:: Problem statement ::
Copy every line of the records below where the word "停车坐爱枫林晚" occurs.

:: Input records ::
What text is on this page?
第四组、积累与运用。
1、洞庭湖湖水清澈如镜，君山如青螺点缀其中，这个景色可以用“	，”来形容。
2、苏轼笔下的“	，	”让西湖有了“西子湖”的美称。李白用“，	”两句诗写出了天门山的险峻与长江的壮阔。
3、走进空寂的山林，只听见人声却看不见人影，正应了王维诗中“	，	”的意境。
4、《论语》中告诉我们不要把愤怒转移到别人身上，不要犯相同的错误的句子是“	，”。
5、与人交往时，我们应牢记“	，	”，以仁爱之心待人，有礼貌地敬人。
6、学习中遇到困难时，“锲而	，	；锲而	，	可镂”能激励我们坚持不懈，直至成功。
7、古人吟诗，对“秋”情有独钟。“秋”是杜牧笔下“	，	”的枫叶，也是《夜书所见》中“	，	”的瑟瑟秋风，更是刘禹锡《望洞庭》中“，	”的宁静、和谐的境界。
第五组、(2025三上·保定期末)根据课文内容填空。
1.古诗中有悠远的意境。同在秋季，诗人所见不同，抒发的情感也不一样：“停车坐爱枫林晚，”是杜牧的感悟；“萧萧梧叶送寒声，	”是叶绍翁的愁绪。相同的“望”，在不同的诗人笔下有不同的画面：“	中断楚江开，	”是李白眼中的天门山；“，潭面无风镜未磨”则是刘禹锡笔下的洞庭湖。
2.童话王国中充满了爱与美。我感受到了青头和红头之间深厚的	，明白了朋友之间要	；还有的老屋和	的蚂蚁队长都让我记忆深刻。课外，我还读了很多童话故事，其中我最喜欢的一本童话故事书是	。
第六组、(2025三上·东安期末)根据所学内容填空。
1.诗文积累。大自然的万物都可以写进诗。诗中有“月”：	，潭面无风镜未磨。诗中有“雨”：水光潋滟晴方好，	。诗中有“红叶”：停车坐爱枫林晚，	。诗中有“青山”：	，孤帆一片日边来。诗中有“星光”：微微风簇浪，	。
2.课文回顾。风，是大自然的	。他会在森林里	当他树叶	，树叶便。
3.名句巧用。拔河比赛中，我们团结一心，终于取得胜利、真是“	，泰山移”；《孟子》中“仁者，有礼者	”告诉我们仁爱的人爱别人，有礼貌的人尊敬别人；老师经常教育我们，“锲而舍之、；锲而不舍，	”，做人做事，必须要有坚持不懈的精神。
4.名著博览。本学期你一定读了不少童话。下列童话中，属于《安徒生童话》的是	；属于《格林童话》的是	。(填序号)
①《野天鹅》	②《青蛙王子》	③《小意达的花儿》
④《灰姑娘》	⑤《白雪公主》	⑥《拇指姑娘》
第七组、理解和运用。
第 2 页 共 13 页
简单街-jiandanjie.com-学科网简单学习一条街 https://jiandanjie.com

:: Correct result ::
1.古诗中有悠远的意境。同在秋季，诗人所见不同，抒发的情感也不一样：“停车坐爱枫林晚，”是杜牧的感悟；“萧萧梧叶送寒声，	”是叶绍翁的愁绪。相同的“望”，在不同的诗人笔下有不同的画面：“	中断楚江开，	”是李白眼中的天门山；“，潭面无风镜未磨”则是刘禹锡笔下的洞庭湖。
1.诗文积累。大自然的万物都可以写进诗。诗中有“月”：	，潭面无风镜未磨。诗中有“雨”：水光潋滟晴方好，	。诗中有“红叶”：停车坐爱枫林晚，	。诗中有“青山”：	，孤帆一片日边来。诗中有“星光”：微微风簇浪，	。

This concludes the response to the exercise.